====== Passage to read

5. NO DEFENSES OF BORROWER/GENERAL RELEASE. Borrower agrees that, as of this date, it has no defenses against the obligations to pay any amounts under the Indebtedness. Borrower (“Releasing Party”) acknowledges that Lender would not enter into this Business Financing Modification Agreement without Releasing Party’s assurance that it has no claims against Lender or any of Lender’s officers, directors, employees or agents. Except for the obligations arising hereafter under this Business Financing Modification Agreement and the Business Financing Agreement, Releasing Party releases Lender, and each of Lender’s and entity’s officers, directors and employees from any known or unknown claims that Releasing Party now has against Lender of any nature, including any claims that Releasing Party, its successors, counsel, and advisors may in the future discover they would have now had if they had known facts not now known to them, whether founded in contract, in tort or pursuant to any other theory of liability, including but not limited to any claims arising out of or related to the Agreement or the transactions contemplated thereby. Releasing Party waives the provisions of California Civil Code section 1542, which states:
A GENERAL RELEASE DOES NOT EXTEND TO CLAIMS WHICH THE CREDITOR DOES NOT KNOW OR SUSPECT TO EXIST IN HIS OR HER FAVOR AT THE TIME OF EXECUTING THE RELEASE, WHICH IF KNOWN BY HIM OR HER, MUST HAVE MATERIALLY AFFECTED HIS OR HER SETTLEMENT WITH THE DEBTOR.
The provisions, waivers and releases set forth in this section are binding upon Releasing Party and its shareholders, agents, employees, assigns and successors in interest. The provisions, waivers and releases of this section shall inure to the benefit of Lender and its agents, employees, officers, directors, assigns and successors in interest. The provisions of this section shall survive payment in full of the Obligations, full performance of all the terms of this Business Financing Modification Agreement and the Agreement, and/or Lender’s actions to exercise any remedy available under the Agreement or otherwise.

============
====== Given entries

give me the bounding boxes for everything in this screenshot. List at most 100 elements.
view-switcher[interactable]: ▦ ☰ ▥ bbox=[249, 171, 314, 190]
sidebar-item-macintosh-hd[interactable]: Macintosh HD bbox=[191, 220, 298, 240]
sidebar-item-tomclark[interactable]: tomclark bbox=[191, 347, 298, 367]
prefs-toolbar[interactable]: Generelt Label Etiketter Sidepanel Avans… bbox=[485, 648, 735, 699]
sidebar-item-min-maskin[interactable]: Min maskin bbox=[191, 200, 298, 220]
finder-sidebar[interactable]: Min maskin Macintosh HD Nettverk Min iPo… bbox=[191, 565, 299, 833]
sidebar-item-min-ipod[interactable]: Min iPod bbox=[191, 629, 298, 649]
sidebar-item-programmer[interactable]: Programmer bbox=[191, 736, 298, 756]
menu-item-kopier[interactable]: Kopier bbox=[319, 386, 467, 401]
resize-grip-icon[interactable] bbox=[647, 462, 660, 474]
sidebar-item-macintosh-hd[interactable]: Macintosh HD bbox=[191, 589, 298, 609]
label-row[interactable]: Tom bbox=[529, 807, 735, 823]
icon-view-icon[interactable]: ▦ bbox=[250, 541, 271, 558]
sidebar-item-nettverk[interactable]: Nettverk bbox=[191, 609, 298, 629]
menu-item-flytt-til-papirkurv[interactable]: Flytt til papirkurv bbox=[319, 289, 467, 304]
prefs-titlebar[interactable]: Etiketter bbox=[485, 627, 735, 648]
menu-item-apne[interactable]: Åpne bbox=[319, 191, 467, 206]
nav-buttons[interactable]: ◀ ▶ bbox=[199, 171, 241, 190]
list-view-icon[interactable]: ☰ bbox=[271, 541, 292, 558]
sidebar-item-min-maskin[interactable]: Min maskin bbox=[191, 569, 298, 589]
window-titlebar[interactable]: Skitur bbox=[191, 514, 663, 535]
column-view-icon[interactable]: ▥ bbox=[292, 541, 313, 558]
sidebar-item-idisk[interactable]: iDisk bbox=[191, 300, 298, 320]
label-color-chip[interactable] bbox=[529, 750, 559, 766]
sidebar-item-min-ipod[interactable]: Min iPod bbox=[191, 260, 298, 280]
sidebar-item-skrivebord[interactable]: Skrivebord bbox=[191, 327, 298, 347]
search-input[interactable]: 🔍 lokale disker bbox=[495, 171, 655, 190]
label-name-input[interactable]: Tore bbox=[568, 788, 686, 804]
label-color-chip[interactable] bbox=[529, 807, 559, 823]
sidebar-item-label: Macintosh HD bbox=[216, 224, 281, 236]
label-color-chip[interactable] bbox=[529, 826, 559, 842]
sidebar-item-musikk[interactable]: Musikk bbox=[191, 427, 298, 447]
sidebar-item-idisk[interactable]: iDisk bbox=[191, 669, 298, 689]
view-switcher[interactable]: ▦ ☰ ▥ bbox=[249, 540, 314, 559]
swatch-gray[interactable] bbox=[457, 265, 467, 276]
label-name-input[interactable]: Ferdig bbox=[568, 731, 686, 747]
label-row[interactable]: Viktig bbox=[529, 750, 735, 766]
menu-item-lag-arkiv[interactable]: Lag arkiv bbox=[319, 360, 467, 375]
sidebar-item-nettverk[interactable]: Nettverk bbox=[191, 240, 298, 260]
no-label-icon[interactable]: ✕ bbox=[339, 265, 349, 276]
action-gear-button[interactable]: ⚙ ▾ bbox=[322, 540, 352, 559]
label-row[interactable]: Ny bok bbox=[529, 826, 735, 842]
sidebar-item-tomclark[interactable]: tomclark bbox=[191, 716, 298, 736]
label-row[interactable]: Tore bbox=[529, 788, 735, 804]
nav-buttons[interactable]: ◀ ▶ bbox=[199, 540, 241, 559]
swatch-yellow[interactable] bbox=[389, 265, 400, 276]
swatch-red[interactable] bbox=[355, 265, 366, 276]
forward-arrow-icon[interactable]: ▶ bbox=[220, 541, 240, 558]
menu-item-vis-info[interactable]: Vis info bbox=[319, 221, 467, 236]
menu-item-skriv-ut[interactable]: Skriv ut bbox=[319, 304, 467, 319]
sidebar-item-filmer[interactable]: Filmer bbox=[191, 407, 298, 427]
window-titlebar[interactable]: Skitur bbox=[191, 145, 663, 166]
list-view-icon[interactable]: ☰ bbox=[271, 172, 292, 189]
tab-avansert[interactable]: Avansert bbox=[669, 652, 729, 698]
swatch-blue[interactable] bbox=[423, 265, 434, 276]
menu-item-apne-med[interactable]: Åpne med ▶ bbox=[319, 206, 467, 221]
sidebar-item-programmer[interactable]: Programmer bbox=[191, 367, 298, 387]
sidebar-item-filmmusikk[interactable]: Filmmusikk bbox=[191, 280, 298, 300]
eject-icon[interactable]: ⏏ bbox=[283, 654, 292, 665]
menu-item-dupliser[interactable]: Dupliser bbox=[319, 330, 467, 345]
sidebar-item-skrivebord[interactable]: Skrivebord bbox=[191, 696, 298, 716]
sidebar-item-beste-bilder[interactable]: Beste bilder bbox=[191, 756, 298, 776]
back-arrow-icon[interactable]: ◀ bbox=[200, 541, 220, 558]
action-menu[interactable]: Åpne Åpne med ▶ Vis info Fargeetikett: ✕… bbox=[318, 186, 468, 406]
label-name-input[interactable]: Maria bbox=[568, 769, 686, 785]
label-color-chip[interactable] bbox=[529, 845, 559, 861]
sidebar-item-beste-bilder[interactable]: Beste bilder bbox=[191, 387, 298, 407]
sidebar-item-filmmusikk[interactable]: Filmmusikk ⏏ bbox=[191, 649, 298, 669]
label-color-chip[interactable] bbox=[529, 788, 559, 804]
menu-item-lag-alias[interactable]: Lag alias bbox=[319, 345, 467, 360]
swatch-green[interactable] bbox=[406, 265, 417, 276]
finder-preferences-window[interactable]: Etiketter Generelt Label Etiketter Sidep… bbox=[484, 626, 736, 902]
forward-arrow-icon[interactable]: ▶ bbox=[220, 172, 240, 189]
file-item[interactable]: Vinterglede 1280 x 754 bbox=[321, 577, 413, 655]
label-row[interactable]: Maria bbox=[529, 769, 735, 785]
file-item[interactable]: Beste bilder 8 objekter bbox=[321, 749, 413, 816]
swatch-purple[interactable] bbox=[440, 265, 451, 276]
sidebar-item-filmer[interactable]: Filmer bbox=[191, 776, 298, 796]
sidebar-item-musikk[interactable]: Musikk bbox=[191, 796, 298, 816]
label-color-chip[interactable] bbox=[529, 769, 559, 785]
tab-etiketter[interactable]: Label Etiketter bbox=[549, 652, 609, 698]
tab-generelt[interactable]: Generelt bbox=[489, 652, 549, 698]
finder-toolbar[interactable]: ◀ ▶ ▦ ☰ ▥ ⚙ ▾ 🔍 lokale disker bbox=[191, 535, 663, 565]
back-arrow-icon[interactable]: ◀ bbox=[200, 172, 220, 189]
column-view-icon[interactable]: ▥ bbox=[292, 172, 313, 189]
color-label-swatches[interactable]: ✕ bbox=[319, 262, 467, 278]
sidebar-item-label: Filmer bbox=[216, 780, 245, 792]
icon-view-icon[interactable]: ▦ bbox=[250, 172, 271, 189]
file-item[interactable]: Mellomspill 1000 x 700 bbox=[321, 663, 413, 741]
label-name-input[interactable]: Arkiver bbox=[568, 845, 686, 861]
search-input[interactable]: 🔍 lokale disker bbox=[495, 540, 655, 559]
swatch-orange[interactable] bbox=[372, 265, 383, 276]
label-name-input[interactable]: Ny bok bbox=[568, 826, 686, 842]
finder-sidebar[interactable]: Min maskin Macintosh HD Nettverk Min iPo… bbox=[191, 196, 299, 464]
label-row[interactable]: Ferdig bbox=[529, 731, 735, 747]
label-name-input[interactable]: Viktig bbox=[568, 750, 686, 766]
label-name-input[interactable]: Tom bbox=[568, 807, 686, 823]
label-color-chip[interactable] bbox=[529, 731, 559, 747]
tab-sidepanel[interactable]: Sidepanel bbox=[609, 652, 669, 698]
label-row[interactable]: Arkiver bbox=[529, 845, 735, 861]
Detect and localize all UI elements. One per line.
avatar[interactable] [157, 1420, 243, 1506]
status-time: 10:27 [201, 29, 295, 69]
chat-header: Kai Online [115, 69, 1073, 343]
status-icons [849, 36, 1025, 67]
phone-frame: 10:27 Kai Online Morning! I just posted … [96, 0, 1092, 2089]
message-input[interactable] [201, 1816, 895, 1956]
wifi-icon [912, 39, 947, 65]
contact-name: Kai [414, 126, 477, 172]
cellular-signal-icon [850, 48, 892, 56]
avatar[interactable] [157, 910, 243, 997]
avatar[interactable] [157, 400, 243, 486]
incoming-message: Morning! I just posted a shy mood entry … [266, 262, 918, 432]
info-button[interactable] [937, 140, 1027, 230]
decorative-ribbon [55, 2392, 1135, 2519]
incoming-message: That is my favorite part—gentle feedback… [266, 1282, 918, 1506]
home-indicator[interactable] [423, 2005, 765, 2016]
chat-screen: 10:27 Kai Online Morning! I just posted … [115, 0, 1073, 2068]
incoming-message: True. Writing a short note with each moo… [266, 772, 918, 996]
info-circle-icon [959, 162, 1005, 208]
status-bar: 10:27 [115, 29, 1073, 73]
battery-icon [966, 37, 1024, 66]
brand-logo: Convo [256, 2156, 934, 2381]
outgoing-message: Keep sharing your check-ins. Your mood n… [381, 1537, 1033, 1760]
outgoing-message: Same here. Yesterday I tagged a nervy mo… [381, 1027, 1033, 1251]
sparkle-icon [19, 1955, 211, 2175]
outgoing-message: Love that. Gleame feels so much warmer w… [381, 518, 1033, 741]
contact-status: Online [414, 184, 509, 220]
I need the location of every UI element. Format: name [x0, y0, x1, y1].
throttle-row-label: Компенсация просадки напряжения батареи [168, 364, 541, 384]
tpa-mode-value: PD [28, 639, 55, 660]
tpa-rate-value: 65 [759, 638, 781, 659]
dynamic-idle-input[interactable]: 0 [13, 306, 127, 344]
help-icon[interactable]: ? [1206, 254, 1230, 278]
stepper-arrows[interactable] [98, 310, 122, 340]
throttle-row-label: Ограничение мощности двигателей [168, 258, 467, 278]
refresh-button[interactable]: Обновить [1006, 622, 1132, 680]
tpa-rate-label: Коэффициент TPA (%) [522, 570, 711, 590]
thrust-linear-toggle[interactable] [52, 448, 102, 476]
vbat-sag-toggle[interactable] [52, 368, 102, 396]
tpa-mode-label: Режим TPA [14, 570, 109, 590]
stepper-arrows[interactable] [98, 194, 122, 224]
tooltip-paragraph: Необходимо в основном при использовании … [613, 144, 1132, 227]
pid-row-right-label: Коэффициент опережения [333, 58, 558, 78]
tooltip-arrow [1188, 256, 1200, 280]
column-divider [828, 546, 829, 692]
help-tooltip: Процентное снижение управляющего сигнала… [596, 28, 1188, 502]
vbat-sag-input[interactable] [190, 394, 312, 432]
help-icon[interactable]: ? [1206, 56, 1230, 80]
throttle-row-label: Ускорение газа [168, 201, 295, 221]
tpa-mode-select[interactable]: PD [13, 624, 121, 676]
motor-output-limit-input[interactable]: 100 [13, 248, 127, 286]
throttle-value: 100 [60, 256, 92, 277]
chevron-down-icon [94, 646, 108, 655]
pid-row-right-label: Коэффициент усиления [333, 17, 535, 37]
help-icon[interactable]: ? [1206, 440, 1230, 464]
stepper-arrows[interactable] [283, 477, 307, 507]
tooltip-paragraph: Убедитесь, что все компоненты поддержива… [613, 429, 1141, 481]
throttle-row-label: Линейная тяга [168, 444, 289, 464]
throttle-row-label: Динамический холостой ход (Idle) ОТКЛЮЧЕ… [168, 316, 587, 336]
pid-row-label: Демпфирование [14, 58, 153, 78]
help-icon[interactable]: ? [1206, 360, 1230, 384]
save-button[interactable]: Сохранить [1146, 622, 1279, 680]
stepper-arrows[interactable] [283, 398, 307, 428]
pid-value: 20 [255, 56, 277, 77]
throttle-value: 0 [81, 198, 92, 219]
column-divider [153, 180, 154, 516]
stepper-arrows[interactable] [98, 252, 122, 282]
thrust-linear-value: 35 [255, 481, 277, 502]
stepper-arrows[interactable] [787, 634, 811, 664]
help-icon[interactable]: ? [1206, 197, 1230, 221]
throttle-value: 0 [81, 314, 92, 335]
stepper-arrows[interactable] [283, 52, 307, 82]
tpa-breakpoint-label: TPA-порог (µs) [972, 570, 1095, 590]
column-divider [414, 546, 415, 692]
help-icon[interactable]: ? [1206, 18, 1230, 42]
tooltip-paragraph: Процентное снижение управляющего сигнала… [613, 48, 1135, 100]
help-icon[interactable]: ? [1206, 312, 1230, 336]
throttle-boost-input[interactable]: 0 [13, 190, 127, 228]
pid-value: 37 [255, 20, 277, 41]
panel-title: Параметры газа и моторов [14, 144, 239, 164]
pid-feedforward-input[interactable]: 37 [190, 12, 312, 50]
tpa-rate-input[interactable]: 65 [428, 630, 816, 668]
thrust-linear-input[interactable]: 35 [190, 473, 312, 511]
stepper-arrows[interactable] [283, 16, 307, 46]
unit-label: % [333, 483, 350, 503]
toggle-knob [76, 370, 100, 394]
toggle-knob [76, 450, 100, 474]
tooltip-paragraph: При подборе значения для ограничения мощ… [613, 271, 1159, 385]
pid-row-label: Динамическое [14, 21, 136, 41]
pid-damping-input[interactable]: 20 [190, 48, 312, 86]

============

== Required tasks ==
1. Reproduce everything in the release clause from "The provisions, waivers and releases set" down to "Agreement or otherwise.".
2. Which statutory provision does the Releasing Party waive in the release clause?
3. List every party on whom the release clause says its provisions, waivers and releases are binding.
The items have no connection to the release clause.

== Solution list ==
1.
The provisions, waivers and releases set forth in this section are binding upon Releasing Party and its shareholders, agents, employees, assigns and successors in interest. The provisions, waivers and releases of this section shall inure to the benefit of Lender and its agents, employees, officers, directors, assigns and successors in interest. The provisions of this section shall survive payment in full of the Obligations, full performance of all the terms of this Business Financing Modification Agreement and the Agreement, and/or Lender’s actions to exercise any remedy available under the Agreement or otherwise.

2. California Civil Code section 1542.

3.
Releasing Party
Its shareholders
Its agents
Its employees
Its assigns
Its successors in interest